**DATASET ENTRIES**.
□ □ □

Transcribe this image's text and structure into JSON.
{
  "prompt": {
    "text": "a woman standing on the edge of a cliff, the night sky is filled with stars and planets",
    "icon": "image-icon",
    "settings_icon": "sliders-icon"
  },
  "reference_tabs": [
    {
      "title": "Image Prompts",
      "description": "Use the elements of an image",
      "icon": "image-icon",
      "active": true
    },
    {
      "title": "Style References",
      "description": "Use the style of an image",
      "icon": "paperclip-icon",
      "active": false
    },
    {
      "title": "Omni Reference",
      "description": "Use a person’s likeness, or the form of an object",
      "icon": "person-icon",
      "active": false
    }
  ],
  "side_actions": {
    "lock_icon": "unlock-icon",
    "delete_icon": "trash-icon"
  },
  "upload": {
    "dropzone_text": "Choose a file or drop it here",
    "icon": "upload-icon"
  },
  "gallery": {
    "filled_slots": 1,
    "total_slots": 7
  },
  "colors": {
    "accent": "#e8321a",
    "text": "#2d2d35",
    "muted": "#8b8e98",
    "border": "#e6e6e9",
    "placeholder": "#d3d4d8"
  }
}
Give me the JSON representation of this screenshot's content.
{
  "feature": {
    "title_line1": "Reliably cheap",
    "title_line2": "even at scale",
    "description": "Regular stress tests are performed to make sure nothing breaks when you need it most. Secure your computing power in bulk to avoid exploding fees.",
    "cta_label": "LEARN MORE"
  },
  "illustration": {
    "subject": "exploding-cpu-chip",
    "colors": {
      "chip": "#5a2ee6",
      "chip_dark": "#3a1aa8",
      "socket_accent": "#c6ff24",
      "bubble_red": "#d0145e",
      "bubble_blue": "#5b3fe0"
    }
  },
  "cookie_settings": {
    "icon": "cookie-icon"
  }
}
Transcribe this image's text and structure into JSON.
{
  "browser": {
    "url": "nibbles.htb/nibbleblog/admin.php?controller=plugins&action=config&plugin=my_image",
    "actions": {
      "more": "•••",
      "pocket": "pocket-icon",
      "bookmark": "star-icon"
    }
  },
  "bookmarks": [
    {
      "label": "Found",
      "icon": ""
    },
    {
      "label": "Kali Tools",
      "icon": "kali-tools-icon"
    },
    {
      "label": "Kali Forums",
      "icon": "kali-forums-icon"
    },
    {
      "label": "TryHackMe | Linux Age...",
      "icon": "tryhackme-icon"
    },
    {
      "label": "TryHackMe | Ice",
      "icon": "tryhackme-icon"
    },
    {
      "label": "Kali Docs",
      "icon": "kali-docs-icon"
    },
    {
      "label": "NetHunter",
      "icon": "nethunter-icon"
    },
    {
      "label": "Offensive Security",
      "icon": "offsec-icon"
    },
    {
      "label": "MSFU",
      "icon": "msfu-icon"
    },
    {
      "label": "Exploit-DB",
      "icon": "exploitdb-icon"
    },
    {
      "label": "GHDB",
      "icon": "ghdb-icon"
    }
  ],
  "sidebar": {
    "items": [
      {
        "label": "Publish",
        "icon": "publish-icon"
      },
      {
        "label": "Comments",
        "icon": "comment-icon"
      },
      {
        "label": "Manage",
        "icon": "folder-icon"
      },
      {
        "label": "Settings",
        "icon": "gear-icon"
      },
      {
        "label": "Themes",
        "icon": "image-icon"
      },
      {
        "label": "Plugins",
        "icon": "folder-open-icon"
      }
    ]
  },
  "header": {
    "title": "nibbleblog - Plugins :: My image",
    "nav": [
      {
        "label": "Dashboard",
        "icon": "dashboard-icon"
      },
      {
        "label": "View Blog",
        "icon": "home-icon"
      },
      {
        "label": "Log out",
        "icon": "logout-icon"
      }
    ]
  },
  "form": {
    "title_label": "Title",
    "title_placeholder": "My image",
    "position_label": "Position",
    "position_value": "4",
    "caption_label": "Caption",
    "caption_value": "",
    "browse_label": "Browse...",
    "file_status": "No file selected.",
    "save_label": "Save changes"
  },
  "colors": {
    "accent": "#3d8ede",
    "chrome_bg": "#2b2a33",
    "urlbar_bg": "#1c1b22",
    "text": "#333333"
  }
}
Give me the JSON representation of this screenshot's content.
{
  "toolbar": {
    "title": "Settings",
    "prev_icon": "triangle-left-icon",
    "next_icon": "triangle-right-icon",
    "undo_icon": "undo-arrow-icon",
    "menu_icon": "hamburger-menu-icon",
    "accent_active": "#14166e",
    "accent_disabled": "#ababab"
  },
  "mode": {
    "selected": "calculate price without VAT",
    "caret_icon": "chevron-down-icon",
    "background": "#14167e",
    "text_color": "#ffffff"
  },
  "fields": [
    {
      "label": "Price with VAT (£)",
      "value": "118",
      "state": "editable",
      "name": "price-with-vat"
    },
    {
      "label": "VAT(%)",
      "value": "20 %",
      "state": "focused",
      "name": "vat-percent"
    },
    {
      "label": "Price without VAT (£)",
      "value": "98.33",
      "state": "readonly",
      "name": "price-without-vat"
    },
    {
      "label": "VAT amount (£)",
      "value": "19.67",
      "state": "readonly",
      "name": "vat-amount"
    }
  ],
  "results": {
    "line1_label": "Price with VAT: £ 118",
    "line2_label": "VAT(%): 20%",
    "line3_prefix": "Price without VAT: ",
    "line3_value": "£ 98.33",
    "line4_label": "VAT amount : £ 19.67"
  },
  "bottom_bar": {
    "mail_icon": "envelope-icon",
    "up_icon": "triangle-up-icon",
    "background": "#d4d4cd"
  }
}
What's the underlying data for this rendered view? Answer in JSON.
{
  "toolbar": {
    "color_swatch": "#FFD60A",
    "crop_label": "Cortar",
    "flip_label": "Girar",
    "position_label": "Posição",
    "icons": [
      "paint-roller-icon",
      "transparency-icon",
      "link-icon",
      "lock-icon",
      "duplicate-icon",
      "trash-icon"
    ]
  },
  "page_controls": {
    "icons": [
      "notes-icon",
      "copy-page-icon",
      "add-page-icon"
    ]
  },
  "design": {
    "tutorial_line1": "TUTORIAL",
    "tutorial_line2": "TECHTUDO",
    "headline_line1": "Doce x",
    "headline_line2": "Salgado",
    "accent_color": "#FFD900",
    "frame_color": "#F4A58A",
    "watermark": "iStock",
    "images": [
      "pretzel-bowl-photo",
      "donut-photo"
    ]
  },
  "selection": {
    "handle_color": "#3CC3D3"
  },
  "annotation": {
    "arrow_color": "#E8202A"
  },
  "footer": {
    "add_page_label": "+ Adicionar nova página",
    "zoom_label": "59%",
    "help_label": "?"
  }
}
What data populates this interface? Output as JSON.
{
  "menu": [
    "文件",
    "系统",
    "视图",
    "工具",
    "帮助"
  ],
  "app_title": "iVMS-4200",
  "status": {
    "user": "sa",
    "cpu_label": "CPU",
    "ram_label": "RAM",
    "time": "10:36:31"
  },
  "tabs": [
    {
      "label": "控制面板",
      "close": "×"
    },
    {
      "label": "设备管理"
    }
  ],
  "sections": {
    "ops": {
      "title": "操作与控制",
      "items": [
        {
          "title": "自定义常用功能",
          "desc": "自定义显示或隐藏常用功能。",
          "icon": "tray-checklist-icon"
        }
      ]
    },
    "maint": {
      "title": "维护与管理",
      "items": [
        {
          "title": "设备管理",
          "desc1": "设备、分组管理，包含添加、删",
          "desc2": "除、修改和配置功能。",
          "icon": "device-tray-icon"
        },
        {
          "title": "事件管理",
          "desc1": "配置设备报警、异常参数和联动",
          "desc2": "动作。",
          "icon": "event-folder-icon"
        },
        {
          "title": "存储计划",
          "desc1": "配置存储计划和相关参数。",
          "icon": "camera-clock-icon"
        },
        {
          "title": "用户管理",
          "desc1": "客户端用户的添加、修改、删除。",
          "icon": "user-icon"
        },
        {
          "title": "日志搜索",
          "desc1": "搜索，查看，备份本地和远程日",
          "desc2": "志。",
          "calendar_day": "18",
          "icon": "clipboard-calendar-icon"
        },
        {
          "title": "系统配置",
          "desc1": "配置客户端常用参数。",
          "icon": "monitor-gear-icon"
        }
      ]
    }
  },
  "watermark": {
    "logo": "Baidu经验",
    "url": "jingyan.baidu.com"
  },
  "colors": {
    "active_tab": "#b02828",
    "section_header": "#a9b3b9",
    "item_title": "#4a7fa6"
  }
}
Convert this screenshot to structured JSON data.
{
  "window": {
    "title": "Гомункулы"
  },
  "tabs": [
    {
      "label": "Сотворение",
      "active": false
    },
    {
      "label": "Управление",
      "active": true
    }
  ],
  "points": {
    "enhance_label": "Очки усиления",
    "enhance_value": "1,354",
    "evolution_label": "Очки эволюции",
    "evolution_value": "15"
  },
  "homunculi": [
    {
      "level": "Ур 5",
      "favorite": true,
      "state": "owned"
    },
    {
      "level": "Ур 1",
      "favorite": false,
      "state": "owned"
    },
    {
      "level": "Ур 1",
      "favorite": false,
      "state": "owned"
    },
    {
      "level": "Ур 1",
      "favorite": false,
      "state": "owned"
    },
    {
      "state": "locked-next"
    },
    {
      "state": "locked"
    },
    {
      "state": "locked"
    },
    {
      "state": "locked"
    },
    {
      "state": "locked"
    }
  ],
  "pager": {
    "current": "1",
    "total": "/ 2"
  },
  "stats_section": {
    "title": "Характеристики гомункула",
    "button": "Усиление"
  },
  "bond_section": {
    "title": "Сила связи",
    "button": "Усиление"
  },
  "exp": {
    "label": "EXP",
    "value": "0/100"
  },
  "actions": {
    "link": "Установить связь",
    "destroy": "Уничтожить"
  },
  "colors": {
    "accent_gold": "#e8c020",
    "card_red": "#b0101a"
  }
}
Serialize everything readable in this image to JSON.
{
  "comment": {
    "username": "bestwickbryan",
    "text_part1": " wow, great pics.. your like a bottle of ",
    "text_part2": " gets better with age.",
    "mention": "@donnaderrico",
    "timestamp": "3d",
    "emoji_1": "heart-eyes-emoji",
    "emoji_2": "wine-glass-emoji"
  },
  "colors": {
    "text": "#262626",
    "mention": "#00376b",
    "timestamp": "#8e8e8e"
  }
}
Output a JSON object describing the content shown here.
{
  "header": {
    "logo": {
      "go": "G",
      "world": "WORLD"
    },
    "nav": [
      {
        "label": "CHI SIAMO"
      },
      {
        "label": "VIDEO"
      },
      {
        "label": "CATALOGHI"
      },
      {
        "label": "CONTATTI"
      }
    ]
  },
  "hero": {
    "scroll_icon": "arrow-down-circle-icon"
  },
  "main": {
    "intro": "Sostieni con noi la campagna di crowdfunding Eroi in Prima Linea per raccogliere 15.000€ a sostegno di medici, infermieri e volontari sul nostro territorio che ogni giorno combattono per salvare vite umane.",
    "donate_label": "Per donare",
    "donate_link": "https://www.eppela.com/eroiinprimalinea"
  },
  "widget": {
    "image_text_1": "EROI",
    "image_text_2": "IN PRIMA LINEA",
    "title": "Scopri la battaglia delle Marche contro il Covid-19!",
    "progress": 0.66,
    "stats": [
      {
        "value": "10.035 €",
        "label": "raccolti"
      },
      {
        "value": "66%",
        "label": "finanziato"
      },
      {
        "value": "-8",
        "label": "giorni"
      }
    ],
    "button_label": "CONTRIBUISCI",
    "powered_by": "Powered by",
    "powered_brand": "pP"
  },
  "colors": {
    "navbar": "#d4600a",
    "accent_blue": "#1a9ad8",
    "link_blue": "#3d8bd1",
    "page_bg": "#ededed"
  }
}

□ □ □

**TASK REQUIREMENTS**.
Tally every line of the data that holds the word "exploding" and write the count alone.

**FULL ANSWER**.
2